### GIVEN INFORMATION
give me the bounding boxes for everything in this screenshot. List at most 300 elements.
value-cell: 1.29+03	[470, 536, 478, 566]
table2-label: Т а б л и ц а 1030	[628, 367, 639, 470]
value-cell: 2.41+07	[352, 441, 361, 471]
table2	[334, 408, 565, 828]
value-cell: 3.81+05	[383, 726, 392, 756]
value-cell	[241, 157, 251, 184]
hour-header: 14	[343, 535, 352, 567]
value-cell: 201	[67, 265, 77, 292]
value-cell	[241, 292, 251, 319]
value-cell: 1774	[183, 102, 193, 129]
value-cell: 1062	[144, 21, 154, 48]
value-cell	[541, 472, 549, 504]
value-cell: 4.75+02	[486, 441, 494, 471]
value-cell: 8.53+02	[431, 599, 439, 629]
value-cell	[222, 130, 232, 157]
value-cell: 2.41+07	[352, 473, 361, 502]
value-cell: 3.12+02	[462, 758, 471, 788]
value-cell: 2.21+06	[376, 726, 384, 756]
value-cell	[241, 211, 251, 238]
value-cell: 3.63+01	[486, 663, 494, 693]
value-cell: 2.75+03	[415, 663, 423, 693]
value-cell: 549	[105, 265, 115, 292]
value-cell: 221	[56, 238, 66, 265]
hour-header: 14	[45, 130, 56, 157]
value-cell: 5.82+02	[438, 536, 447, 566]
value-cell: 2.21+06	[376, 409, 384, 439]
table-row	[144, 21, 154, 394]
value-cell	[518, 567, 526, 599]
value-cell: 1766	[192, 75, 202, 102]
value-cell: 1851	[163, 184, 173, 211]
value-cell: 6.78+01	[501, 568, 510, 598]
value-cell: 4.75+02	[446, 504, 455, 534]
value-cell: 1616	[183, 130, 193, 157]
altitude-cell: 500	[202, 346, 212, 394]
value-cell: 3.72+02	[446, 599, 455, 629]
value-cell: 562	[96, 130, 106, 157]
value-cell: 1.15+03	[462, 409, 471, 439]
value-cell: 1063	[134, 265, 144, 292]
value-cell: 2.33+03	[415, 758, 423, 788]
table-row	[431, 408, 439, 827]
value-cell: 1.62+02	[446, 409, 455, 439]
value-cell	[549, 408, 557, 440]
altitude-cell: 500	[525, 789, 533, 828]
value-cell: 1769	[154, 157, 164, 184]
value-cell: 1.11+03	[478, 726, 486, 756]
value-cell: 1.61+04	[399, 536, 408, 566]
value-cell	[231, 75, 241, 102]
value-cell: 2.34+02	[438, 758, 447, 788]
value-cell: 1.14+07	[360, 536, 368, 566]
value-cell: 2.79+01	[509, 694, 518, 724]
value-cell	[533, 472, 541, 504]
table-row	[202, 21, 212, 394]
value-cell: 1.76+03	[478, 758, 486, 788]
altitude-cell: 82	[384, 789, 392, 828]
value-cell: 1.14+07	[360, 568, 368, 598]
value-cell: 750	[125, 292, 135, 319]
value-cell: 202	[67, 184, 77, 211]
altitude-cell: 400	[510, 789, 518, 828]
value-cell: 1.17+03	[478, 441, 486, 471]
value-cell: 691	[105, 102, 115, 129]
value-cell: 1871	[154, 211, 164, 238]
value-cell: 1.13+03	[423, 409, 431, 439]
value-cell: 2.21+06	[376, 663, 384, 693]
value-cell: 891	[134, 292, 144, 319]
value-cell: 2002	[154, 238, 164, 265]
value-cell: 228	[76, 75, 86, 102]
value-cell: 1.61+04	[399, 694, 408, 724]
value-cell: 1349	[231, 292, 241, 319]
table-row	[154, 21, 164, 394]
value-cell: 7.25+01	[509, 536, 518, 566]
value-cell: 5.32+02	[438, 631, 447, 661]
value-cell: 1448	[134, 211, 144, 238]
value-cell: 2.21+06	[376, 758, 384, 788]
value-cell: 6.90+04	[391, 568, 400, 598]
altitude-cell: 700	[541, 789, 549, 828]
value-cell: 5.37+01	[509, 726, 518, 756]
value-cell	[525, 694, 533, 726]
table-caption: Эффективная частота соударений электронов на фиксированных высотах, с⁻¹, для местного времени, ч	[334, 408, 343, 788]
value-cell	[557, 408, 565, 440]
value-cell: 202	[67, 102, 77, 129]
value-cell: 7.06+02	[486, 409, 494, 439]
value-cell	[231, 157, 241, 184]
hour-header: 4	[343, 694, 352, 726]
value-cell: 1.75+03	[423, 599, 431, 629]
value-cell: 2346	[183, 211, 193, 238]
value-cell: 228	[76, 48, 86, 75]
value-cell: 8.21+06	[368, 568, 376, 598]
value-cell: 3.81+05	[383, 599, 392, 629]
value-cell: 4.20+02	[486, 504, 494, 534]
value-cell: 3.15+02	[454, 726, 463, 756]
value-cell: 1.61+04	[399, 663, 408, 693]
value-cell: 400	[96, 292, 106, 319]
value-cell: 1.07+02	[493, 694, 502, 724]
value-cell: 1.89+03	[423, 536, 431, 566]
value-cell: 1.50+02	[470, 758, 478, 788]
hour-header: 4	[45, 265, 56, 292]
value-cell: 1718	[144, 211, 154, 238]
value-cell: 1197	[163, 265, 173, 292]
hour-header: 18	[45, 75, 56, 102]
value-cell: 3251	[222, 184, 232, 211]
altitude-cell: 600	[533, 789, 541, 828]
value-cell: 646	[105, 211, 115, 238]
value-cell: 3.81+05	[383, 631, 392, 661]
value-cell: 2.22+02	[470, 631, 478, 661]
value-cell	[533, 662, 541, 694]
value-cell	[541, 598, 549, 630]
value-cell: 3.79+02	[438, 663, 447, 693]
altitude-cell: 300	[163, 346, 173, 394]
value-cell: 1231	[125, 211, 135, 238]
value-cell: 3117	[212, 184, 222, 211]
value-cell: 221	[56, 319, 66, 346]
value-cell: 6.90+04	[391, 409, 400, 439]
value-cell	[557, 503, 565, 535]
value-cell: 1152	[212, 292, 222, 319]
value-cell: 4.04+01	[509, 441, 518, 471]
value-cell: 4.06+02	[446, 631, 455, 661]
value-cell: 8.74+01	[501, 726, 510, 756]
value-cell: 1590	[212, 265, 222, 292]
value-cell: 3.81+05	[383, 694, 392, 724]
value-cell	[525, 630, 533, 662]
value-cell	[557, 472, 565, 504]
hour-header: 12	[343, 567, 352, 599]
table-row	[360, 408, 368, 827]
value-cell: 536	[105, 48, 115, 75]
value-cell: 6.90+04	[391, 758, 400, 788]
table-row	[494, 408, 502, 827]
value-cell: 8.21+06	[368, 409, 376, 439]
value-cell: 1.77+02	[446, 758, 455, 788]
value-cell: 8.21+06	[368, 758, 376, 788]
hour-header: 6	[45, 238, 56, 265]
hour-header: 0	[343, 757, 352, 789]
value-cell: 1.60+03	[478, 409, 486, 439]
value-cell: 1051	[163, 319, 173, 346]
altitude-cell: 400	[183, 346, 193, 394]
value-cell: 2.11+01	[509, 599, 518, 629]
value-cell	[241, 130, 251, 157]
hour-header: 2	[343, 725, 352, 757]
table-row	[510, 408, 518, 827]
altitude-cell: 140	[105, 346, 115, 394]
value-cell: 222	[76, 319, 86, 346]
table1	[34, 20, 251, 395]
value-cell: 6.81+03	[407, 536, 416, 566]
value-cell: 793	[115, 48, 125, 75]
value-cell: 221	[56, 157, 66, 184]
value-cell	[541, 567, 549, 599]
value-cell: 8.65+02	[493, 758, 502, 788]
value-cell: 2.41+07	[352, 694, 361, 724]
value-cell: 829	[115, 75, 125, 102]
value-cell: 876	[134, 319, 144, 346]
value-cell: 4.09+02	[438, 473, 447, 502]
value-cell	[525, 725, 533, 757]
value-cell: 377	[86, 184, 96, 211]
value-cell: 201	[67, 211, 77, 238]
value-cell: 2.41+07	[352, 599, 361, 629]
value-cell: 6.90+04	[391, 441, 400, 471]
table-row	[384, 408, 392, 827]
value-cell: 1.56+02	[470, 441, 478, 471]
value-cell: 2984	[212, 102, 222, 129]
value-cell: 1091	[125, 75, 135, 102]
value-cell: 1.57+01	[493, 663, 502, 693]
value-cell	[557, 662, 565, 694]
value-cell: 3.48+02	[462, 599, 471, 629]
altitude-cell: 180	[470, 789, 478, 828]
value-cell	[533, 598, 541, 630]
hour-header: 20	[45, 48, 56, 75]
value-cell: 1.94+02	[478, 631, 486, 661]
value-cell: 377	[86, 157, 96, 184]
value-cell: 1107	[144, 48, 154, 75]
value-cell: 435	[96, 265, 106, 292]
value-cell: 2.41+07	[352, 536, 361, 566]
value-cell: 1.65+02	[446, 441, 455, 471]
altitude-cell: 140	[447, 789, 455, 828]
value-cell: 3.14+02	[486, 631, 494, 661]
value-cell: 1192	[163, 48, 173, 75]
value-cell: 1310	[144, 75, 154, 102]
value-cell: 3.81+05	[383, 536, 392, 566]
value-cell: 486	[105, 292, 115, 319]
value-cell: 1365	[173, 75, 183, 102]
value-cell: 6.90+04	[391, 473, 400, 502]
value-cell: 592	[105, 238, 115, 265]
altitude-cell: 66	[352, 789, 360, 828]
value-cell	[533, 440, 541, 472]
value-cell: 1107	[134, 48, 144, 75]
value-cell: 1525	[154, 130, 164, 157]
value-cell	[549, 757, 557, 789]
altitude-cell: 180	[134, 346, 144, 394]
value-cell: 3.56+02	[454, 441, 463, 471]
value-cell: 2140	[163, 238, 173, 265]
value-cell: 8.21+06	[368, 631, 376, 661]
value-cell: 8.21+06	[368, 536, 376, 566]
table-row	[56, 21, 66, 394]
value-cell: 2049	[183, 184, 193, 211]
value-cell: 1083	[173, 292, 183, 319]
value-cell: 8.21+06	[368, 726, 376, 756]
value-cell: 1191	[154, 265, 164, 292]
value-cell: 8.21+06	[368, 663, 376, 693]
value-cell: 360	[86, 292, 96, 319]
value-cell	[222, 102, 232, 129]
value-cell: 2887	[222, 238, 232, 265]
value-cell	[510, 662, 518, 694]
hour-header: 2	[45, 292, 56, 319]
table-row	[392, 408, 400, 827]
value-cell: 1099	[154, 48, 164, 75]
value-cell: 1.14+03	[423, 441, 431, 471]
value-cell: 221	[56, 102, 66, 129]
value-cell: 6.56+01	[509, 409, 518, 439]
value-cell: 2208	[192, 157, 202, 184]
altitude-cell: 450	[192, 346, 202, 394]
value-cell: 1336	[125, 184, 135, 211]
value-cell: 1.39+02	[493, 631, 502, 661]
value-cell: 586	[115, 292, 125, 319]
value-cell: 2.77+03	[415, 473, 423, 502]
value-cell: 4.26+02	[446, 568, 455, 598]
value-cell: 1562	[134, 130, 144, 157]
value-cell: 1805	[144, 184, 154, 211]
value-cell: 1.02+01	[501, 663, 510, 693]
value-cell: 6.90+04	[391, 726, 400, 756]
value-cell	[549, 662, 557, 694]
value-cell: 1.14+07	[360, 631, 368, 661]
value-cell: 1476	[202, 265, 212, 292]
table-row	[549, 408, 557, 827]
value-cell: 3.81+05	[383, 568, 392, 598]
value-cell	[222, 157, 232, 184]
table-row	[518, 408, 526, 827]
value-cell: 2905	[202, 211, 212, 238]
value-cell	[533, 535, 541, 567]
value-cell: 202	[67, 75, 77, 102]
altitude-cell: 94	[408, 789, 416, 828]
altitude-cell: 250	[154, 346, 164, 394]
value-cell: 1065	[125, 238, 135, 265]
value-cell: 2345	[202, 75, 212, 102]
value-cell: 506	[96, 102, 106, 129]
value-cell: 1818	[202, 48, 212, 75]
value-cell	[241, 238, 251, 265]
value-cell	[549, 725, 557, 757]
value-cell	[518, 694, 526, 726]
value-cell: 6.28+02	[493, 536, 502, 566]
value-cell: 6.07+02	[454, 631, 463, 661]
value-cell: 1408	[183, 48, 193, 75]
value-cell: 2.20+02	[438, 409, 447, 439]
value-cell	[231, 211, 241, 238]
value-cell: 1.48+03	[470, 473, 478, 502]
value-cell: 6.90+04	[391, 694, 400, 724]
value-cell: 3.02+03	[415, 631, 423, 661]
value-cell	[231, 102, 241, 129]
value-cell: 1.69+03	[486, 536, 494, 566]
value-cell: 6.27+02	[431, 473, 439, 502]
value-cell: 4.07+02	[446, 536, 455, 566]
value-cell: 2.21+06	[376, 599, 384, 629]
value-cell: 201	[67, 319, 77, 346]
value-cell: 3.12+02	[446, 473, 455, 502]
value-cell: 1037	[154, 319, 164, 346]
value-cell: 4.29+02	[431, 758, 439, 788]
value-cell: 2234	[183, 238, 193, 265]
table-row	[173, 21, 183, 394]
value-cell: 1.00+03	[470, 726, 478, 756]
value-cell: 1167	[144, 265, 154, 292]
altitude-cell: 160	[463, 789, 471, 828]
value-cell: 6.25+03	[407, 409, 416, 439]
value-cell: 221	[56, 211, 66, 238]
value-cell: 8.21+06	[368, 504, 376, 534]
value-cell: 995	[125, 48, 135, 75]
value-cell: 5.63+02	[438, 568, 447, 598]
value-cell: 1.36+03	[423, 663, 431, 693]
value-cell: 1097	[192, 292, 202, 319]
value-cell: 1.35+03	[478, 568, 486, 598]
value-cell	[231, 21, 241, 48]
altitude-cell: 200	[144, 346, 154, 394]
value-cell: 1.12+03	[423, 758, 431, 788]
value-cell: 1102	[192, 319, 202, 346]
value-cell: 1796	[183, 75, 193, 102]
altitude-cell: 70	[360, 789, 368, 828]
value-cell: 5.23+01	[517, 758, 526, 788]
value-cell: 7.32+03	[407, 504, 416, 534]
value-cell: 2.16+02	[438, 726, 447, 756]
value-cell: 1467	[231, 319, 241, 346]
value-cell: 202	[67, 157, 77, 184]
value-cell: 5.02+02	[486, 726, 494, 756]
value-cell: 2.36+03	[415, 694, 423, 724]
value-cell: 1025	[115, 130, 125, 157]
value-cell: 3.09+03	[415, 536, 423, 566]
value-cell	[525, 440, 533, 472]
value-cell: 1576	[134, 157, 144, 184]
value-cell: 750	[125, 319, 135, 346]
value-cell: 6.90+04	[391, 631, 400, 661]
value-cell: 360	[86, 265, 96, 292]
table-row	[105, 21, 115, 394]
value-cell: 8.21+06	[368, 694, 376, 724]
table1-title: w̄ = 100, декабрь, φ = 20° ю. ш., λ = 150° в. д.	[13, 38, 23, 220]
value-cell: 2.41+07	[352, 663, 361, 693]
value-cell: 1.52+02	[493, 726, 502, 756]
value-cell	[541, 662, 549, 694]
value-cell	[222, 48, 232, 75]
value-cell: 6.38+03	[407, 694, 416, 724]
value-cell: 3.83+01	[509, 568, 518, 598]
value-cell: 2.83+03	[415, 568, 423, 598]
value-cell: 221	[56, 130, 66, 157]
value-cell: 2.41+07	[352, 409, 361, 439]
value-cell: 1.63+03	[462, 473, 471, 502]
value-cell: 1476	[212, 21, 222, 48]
######
WHAT TO PRODUCE => Reproduce the listing verbatim, starting at its first line and ending at the line that contains "346, 212, 394]", with both of those lines included.

EXERCISE RESULT =>
give me the bounding boxes for everything in this screenshot. List at most 300 elements.
value-cell: 1.29+03	[470, 536, 478, 566]
table2-label: Т а б л и ц а 1030	[628, 367, 639, 470]
value-cell: 2.41+07	[352, 441, 361, 471]
table2	[334, 408, 565, 828]
value-cell: 3.81+05	[383, 726, 392, 756]
value-cell	[241, 157, 251, 184]
hour-header: 14	[343, 535, 352, 567]
value-cell: 201	[67, 265, 77, 292]
value-cell	[241, 292, 251, 319]
value-cell: 1774	[183, 102, 193, 129]
value-cell: 1062	[144, 21, 154, 48]
value-cell	[541, 472, 549, 504]
value-cell: 4.75+02	[486, 441, 494, 471]
value-cell: 8.53+02	[431, 599, 439, 629]
value-cell	[222, 130, 232, 157]
value-cell: 2.41+07	[352, 473, 361, 502]
value-cell: 3.12+02	[462, 758, 471, 788]
value-cell: 2.21+06	[376, 726, 384, 756]
value-cell	[241, 211, 251, 238]
value-cell: 3.63+01	[486, 663, 494, 693]
value-cell: 2.75+03	[415, 663, 423, 693]
value-cell: 549	[105, 265, 115, 292]
value-cell: 221	[56, 238, 66, 265]
hour-header: 14	[45, 130, 56, 157]
value-cell: 5.82+02	[438, 536, 447, 566]
value-cell: 2.21+06	[376, 409, 384, 439]
table-row	[144, 21, 154, 394]
value-cell	[518, 567, 526, 599]
value-cell: 1766	[192, 75, 202, 102]
value-cell: 1851	[163, 184, 173, 211]
value-cell: 6.78+01	[501, 568, 510, 598]
value-cell: 4.75+02	[446, 504, 455, 534]
value-cell: 1616	[183, 130, 193, 157]
altitude-cell: 500	[202, 346, 212, 394]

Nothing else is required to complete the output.